Below is a block of records; repeat each one exactly.

— Start Record list —

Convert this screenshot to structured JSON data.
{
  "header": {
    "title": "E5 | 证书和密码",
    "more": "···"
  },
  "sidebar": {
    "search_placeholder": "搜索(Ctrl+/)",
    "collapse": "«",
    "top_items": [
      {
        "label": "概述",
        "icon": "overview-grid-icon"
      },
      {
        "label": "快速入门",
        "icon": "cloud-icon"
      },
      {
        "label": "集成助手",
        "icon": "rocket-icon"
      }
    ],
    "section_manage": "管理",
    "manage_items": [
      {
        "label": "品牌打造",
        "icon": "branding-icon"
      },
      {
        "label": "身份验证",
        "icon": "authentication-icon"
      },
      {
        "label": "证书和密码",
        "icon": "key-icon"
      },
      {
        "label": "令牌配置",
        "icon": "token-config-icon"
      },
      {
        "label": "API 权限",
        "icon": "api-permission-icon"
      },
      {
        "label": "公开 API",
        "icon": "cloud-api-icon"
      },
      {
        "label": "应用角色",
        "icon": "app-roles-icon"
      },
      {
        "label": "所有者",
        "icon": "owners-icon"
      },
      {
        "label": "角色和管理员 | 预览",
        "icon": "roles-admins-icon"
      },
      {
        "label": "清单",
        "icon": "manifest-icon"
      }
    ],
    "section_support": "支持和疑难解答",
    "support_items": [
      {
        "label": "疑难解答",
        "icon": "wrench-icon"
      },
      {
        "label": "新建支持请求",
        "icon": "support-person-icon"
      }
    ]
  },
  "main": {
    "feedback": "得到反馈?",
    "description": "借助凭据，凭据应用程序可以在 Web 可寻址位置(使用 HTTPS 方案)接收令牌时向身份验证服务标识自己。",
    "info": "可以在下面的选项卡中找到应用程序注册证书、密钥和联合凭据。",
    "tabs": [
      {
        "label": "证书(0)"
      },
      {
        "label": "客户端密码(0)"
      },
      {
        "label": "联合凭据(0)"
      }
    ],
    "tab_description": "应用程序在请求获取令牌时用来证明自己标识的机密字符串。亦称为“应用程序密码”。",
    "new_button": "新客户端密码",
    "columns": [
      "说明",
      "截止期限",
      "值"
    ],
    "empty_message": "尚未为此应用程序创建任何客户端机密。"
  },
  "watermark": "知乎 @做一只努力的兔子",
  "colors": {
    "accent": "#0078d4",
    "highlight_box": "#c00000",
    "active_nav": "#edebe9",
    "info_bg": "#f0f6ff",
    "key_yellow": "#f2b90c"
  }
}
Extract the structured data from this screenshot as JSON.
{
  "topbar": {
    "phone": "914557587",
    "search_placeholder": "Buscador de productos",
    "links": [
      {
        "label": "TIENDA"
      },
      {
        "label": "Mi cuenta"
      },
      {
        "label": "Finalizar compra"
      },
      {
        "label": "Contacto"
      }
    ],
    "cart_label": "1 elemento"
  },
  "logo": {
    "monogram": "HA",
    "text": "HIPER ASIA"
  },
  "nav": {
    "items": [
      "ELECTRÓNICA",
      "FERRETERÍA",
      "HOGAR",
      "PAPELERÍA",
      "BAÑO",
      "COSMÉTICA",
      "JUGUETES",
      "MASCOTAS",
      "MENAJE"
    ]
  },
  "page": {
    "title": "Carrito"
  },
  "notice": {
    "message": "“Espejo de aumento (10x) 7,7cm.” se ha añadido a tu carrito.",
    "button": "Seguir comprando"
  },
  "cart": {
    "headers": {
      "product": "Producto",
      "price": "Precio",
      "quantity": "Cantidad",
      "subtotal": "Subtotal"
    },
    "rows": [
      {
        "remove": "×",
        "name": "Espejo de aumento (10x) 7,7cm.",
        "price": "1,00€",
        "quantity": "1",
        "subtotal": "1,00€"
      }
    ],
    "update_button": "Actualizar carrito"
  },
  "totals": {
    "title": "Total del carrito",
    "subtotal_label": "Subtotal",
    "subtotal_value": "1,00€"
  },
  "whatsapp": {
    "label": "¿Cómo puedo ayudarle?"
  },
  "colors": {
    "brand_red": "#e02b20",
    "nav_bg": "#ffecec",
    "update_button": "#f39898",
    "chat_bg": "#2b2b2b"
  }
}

— End Record list —

▶ _Output of the exercise_:
Convert this screenshot to structured JSON data.
{
  "header": {
    "title": "E5 | 证书和密码",
    "more": "···"
  },
  "sidebar": {
    "search_placeholder": "搜索(Ctrl+/)",
    "collapse": "«",
    "top_items": [
      {
        "label": "概述",
        "icon": "overview-grid-icon"
      },
      {
        "label": "快速入门",
        "icon": "cloud-icon"
      },
      {
        "label": "集成助手",
        "icon": "rocket-icon"
      }
    ],
    "section_manage": "管理",
    "manage_items": [
      {
        "label": "品牌打造",
        "icon": "branding-icon"
      },
      {
        "label": "身份验证",
        "icon": "authentication-icon"
      },
      {
        "label": "证书和密码",
        "icon": "key-icon"
      },
      {
        "label": "令牌配置",
        "icon": "token-config-icon"
      },
      {
        "label": "API 权限",
        "icon": "api-permission-icon"
      },
      {
        "label": "公开 API",
        "icon": "cloud-api-icon"
      },
      {
        "label": "应用角色",
        "icon": "app-roles-icon"
      },
      {
        "label": "所有者",
        "icon": "owners-icon"
      },
      {
        "label": "角色和管理员 | 预览",
        "icon": "roles-admins-icon"
      },
      {
        "label": "清单",
        "icon": "manifest-icon"
      }
    ],
    "section_support": "支持和疑难解答",
    "support_items": [
      {
        "label": "疑难解答",
        "icon": "wrench-icon"
      },
      {
        "label": "新建支持请求",
        "icon": "support-person-icon"
      }
    ]
  },
  "main": {
    "feedback": "得到反馈?",
    "description": "借助凭据，凭据应用程序可以在 Web 可寻址位置(使用 HTTPS 方案)接收令牌时向身份验证服务标识自己。",
    "info": "可以在下面的选项卡中找到应用程序注册证书、密钥和联合凭据。",
    "tabs": [
      {
        "label": "证书(0)"
      },
      {
        "label": "客户端密码(0)"
      },
      {
        "label": "联合凭据(0)"
      }
    ],
    "tab_description": "应用程序在请求获取令牌时用来证明自己标识的机密字符串。亦称为“应用程序密码”。",
    "new_button": "新客户端密码",
    "columns": [
      "说明",
      "截止期限",
      "值"
    ],
    "empty_message": "尚未为此应用程序创建任何客户端机密。"
  },
  "watermark": "知乎 @做一只努力的兔子",
  "colors": {
    "accent": "#0078d4",
    "highlight_box": "#c00000",
    "active_nav": "#edebe9",
    "info_bg": "#f0f6ff",
    "key_yellow": "#f2b90c"
  }
}
Extract the structured data from this screenshot as JSON.
{
  "topbar": {
    "phone": "914557587",
    "search_placeholder": "Buscador de productos",
    "links": [
      {
        "label": "TIENDA"
      },
      {
        "label": "Mi cuenta"
      },
      {
        "label": "Finalizar compra"
      },
      {
        "label": "Contacto"
      }
    ],
    "cart_label": "1 elemento"
  },
  "logo": {
    "monogram": "HA",
    "text": "HIPER ASIA"
  },
  "nav": {
    "items": [
      "ELECTRÓNICA",
      "FERRETERÍA",
      "HOGAR",
      "PAPELERÍA",
      "BAÑO",
      "COSMÉTICA",
      "JUGUETES",
      "MASCOTAS",
      "MENAJE"
    ]
  },
  "page": {
    "title": "Carrito"
  },
  "notice": {
    "message": "“Espejo de aumento (10x) 7,7cm.” se ha añadido a tu carrito.",
    "button": "Seguir comprando"
  },
  "cart": {
    "headers": {
      "product": "Producto",
      "price": "Precio",
      "quantity": "Cantidad",
      "subtotal": "Subtotal"
    },
    "rows": [
      {
        "remove": "×",
        "name": "Espejo de aumento (10x) 7,7cm.",
        "price": "1,00€",
        "quantity": "1",
        "subtotal": "1,00€"
      }
    ],
    "update_button": "Actualizar carrito"
  },
  "totals": {
    "title": "Total del carrito",
    "subtotal_label": "Subtotal",
    "subtotal_value": "1,00€"
  },
  "whatsapp": {
    "label": "¿Cómo puedo ayudarle?"
  },
  "colors": {
    "brand_red": "#e02b20",
    "nav_bg": "#ffecec",
    "update_button": "#f39898",
    "chat_bg": "#2b2b2b"
  }
}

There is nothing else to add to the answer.